## What you need to do:
Which lines below hold the word "this"? Copy all of them.

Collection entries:
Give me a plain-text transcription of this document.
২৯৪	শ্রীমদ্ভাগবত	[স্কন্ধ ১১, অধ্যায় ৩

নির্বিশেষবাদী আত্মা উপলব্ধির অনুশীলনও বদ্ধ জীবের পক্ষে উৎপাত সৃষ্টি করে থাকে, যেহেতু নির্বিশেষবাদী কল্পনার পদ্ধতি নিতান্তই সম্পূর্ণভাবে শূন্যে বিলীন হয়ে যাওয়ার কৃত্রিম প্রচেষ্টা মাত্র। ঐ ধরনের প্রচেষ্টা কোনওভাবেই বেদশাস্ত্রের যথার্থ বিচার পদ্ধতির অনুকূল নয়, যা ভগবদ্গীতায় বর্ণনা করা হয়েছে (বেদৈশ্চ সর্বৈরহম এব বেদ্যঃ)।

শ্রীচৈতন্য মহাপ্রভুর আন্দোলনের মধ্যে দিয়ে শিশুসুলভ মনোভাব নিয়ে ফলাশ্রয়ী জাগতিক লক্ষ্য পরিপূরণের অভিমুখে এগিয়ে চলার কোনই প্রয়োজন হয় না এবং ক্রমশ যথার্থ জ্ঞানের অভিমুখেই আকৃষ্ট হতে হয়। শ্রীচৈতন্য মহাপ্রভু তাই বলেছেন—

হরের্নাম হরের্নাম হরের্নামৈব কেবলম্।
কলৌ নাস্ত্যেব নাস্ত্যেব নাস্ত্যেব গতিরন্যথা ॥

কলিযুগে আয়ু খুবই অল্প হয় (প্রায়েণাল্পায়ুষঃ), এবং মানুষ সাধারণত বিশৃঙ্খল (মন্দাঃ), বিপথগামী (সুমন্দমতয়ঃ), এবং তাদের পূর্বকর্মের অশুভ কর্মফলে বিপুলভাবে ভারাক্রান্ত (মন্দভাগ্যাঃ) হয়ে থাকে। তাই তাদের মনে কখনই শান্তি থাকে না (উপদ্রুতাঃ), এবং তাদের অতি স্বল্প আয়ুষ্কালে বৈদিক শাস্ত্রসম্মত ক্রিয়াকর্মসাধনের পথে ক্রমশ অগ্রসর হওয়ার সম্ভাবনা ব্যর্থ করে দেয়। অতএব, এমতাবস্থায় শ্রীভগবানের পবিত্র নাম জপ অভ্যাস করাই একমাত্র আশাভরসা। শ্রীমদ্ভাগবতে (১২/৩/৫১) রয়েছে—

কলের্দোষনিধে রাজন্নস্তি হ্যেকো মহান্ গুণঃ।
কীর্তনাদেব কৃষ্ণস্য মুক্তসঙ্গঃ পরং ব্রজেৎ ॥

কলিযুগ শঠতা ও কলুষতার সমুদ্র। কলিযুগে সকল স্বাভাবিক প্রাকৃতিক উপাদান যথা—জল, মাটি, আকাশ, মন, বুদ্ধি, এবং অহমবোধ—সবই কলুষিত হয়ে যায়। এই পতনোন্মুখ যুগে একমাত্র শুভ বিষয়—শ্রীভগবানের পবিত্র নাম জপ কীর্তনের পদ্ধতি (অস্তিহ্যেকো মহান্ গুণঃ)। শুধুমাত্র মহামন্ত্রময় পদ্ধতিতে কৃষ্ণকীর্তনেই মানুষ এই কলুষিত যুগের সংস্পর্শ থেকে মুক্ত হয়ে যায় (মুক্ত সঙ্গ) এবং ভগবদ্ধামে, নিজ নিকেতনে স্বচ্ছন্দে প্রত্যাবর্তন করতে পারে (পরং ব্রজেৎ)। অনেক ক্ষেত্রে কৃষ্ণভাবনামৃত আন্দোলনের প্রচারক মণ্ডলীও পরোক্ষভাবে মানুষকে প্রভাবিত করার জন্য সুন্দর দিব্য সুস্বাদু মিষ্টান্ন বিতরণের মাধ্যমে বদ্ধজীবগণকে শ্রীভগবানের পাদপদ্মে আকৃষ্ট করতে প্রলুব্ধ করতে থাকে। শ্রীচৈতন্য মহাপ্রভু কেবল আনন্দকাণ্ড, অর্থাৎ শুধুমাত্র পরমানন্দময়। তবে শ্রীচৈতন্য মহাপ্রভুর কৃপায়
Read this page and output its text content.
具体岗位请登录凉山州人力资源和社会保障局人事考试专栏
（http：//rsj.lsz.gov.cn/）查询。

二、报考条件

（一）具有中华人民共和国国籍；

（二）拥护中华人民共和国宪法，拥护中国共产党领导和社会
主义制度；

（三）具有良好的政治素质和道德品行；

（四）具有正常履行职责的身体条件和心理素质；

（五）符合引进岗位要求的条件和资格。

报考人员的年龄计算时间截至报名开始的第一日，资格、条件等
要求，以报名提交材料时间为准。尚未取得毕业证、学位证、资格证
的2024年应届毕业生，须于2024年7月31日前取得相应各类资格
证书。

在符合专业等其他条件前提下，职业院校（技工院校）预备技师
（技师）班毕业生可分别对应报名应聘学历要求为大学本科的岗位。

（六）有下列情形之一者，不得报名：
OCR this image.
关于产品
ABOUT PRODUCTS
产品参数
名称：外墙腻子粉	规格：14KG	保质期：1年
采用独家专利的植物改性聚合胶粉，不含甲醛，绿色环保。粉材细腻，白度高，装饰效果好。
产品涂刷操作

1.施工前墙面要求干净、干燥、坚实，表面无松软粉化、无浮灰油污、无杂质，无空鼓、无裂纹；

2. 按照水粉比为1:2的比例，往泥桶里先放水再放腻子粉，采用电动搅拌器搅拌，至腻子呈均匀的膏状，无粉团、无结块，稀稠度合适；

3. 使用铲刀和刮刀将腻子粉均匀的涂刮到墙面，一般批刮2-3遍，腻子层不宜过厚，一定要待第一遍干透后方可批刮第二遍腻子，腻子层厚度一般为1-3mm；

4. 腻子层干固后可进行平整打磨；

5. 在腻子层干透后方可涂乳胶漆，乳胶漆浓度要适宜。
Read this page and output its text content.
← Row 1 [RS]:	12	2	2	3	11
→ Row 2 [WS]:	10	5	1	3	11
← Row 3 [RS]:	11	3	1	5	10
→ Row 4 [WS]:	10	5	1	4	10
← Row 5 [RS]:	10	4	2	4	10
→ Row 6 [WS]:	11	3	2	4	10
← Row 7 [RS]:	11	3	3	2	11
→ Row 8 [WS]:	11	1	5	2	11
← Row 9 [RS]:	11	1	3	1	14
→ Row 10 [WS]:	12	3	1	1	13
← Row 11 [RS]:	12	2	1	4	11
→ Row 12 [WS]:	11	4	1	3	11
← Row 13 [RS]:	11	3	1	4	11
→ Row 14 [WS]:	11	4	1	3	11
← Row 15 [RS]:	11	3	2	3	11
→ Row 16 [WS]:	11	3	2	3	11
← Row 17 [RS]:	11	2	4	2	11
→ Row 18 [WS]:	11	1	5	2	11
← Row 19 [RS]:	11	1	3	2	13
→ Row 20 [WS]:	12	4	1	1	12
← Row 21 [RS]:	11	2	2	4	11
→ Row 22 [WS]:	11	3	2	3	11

## Exercise result:
Give me a plain-text transcription of this document.
Read this page and output its text content.
OCR this image.
Read this page and output its text content.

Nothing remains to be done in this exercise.